» **REQUIREMENT**
Gather up the lines with the word "Residencia" in them.

» **RECORD EXCERPTS**
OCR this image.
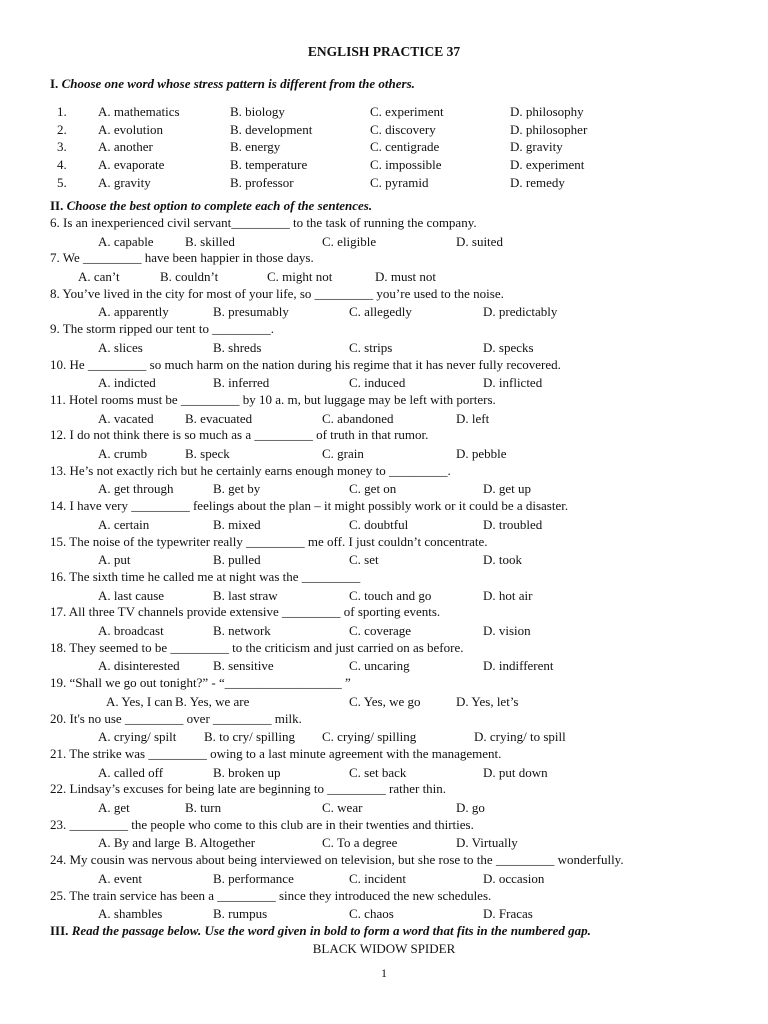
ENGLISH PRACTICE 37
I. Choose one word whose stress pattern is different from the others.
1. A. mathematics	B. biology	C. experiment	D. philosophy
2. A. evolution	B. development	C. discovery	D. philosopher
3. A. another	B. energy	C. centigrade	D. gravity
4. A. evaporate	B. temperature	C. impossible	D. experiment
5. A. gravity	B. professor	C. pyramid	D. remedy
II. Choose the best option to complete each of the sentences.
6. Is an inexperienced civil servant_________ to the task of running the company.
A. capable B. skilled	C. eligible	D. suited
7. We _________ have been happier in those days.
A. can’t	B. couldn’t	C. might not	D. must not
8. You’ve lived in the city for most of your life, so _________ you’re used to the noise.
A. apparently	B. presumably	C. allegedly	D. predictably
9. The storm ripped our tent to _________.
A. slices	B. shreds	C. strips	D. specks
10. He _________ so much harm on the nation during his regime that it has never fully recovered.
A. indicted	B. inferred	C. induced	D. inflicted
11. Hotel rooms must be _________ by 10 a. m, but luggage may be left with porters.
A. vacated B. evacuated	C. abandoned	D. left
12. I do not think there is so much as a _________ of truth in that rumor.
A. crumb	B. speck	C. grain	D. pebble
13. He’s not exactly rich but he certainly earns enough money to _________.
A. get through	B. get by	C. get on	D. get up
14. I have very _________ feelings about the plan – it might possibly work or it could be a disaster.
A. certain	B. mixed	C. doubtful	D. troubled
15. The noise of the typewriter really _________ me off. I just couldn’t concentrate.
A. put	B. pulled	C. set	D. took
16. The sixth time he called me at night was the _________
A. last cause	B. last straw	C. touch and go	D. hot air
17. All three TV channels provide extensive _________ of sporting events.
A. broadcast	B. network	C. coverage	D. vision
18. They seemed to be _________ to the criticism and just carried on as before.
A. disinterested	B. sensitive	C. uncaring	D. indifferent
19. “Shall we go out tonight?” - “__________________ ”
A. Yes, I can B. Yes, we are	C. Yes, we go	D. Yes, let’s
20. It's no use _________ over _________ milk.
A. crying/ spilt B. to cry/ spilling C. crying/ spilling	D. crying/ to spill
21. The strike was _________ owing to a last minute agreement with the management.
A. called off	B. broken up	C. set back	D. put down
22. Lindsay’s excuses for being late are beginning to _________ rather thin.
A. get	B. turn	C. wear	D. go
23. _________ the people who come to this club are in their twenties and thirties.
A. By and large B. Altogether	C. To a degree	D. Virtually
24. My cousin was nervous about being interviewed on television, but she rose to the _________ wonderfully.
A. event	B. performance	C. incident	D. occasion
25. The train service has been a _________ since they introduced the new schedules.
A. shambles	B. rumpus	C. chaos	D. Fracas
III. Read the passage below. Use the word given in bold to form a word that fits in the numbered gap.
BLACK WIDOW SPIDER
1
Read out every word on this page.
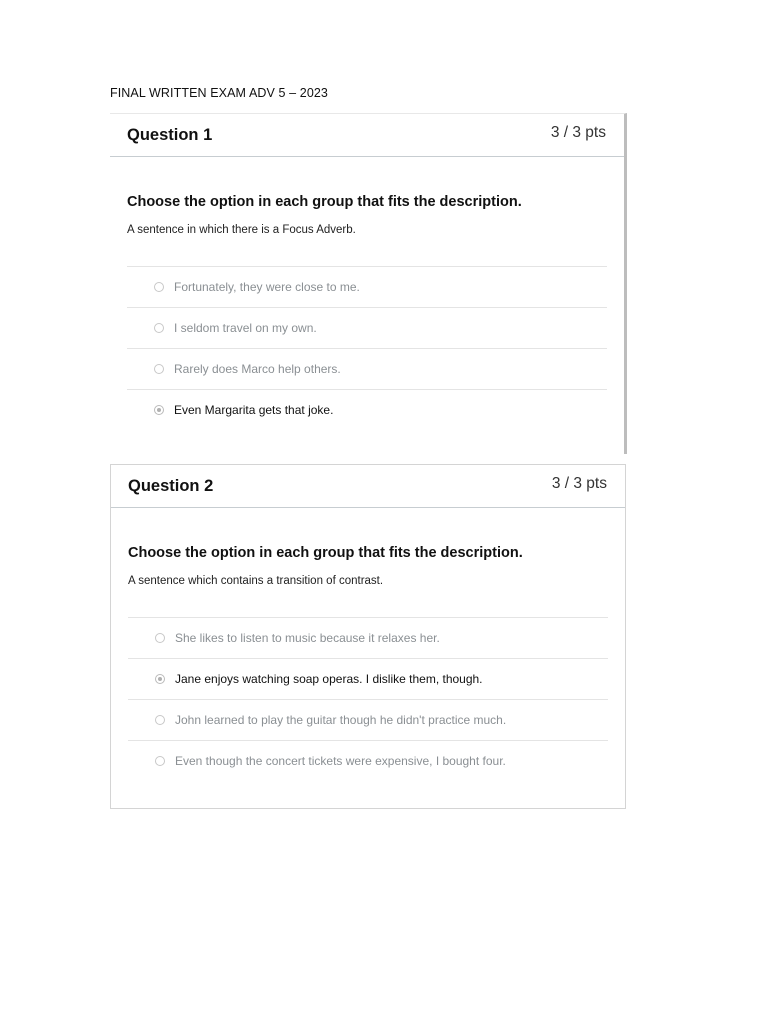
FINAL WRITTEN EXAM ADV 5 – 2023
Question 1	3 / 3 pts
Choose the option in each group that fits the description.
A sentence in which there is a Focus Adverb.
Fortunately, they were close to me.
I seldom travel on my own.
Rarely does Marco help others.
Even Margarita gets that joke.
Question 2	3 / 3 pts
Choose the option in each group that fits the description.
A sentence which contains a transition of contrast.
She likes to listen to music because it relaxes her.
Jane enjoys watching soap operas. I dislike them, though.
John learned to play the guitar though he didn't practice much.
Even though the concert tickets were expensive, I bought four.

* * *

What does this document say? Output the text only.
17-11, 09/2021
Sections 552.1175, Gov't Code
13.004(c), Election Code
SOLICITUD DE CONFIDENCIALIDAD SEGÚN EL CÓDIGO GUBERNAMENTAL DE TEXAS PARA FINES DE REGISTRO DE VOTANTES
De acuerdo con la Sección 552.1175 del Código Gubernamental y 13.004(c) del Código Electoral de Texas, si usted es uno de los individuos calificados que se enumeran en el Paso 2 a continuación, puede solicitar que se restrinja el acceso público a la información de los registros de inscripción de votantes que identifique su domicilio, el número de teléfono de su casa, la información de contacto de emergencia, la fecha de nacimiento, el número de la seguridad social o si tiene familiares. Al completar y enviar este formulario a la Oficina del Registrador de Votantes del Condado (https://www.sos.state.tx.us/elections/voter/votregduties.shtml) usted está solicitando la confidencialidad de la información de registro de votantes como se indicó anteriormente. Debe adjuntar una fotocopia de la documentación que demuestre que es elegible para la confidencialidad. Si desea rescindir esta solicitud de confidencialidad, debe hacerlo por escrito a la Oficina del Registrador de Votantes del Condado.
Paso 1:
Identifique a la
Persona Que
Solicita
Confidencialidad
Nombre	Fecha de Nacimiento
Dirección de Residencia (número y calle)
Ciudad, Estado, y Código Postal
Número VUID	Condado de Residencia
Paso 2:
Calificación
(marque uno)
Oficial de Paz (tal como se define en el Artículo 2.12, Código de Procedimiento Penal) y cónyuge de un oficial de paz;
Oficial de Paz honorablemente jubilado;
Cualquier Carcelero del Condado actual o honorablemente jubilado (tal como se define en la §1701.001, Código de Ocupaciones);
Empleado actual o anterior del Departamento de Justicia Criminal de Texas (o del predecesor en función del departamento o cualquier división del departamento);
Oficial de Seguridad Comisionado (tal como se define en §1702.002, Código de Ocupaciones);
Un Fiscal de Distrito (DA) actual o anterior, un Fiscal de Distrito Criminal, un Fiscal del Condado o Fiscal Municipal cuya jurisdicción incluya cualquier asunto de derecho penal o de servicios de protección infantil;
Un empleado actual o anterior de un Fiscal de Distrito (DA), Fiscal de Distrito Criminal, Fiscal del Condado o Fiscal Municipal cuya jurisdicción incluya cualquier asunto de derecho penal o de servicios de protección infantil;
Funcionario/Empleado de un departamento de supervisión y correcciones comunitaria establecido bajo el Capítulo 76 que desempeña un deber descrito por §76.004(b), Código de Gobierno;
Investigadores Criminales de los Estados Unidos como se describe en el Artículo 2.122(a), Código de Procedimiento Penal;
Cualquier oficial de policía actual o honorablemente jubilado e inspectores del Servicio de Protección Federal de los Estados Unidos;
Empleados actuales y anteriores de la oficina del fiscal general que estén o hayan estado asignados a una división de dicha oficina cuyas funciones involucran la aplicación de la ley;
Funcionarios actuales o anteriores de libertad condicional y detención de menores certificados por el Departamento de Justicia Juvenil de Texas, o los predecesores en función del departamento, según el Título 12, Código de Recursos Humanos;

» **COMPLETED EXERCISE**
Dirección de Residencia (número y calle)
Número VUID	Condado de Residencia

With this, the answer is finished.